Collected data entries
+ + + + +

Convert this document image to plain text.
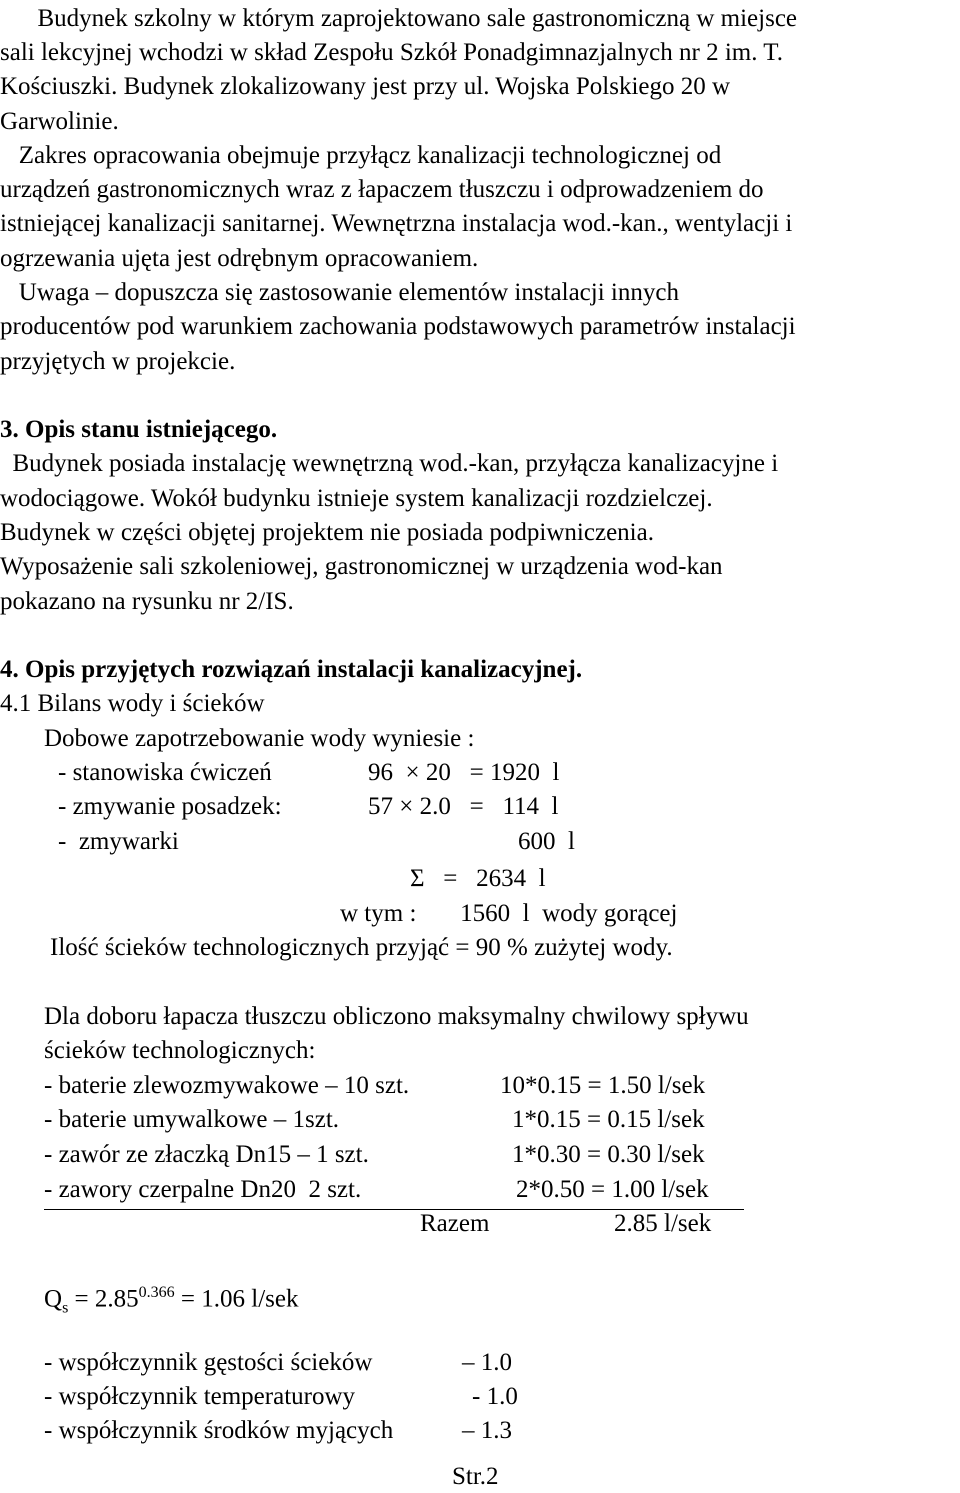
Budynek szkolny w którym zaprojektowano sale gastronomiczną w miejsce
sali lekcyjnej wchodzi w skład Zespołu Szkół Ponadgimnazjalnych nr 2 im. T.
Kościuszki. Budynek zlokalizowany jest przy ul. Wojska Polskiego 20 w
Garwolinie.
Zakres opracowania obejmuje przyłącz kanalizacji technologicznej od
urządzeń gastronomicznych wraz z łapaczem tłuszczu i odprowadzeniem do
istniejącej kanalizacji sanitarnej. Wewnętrzna instalacja wod.-kan., wentylacji i
ogrzewania ujęta jest odrębnym opracowaniem.
Uwaga – dopuszcza się zastosowanie elementów instalacji innych
producentów pod warunkiem zachowania podstawowych parametrów instalacji
przyjętych w projekcie.
3. Opis stanu istniejącego.
Budynek posiada instalację wewnętrzną wod.-kan, przyłącza kanalizacyjne i
wodociągowe. Wokół budynku istnieje system kanalizacji rozdzielczej.
Budynek w części objętej projektem nie posiada podpiwniczenia.
Wyposażenie sali szkoleniowej, gastronomicznej w urządzenia wod-kan
pokazano na rysunku nr 2/IS.
4. Opis przyjętych rozwiązań instalacji kanalizacyjnej.
4.1 Bilans wody i ścieków
Dobowe zapotrzebowanie wody wyniesie :
- stanowiska ćwiczeń	96  × 20   = 1920  l
- zmywanie posadzek:	57 × 2.0   =   114  l
-  zmywarki	600  l
Σ   =   2634  l
w tym :       1560  l  wody gorącej
Ilość ścieków technologicznych przyjąć = 90 % zużytej wody.
Dla doboru łapacza tłuszczu obliczono maksymalny chwilowy spływu
ścieków technologicznych:
- baterie zlewozmywakowe – 10 szt.	10*0.15 = 1.50 l/sek
- baterie umywalkowe – 1szt.	1*0.15 = 0.15 l/sek
- zawór ze złaczką Dn15 – 1 szt.	1*0.30 = 0.30 l/sek
- zawory czerpalne Dn20  2 szt.	2*0.50 = 1.00 l/sek
Razem	2.85 l/sek
$Q_s = 2.85^{0.366} = 1.06$ l/sek
- współczynnik gęstości ścieków	– 1.0
- współczynnik temperaturowy	- 1.0
- współczynnik środków myjących	– 1.3
Str.2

+ + + + +

◆ Stated problem ◆
Print every entry exactly as written, without the pictures.

◆ Finished task ◆
Convert this document image to plain text.
Budynek szkolny w którym zaprojektowano sale gastronomiczną w miejsce
sali lekcyjnej wchodzi w skład Zespołu Szkół Ponadgimnazjalnych nr 2 im. T.
Kościuszki. Budynek zlokalizowany jest przy ul. Wojska Polskiego 20 w
Garwolinie.
Zakres opracowania obejmuje przyłącz kanalizacji technologicznej od
urządzeń gastronomicznych wraz z łapaczem tłuszczu i odprowadzeniem do
istniejącej kanalizacji sanitarnej. Wewnętrzna instalacja wod.-kan., wentylacji i
ogrzewania ujęta jest odrębnym opracowaniem.
Uwaga – dopuszcza się zastosowanie elementów instalacji innych
producentów pod warunkiem zachowania podstawowych parametrów instalacji
przyjętych w projekcie.
3. Opis stanu istniejącego.
Budynek posiada instalację wewnętrzną wod.-kan, przyłącza kanalizacyjne i
wodociągowe. Wokół budynku istnieje system kanalizacji rozdzielczej.
Budynek w części objętej projektem nie posiada podpiwniczenia.
Wyposażenie sali szkoleniowej, gastronomicznej w urządzenia wod-kan
pokazano na rysunku nr 2/IS.
4. Opis przyjętych rozwiązań instalacji kanalizacyjnej.
4.1 Bilans wody i ścieków
Dobowe zapotrzebowanie wody wyniesie :
- stanowiska ćwiczeń	96  × 20   = 1920  l
- zmywanie posadzek:	57 × 2.0   =   114  l
-  zmywarki	600  l
Σ   =   2634  l
w tym :       1560  l  wody gorącej
Ilość ścieków technologicznych przyjąć = 90 % zużytej wody.
Dla doboru łapacza tłuszczu obliczono maksymalny chwilowy spływu
ścieków technologicznych:
- baterie zlewozmywakowe – 10 szt.	10*0.15 = 1.50 l/sek
- baterie umywalkowe – 1szt.	1*0.15 = 0.15 l/sek
- zawór ze złaczką Dn15 – 1 szt.	1*0.30 = 0.30 l/sek
- zawory czerpalne Dn20  2 szt.	2*0.50 = 1.00 l/sek
Razem	2.85 l/sek
$Q_s = 2.85^{0.366} = 1.06$ l/sek
- współczynnik gęstości ścieków	– 1.0
- współczynnik temperaturowy	- 1.0
- współczynnik środków myjących	– 1.3
Str.2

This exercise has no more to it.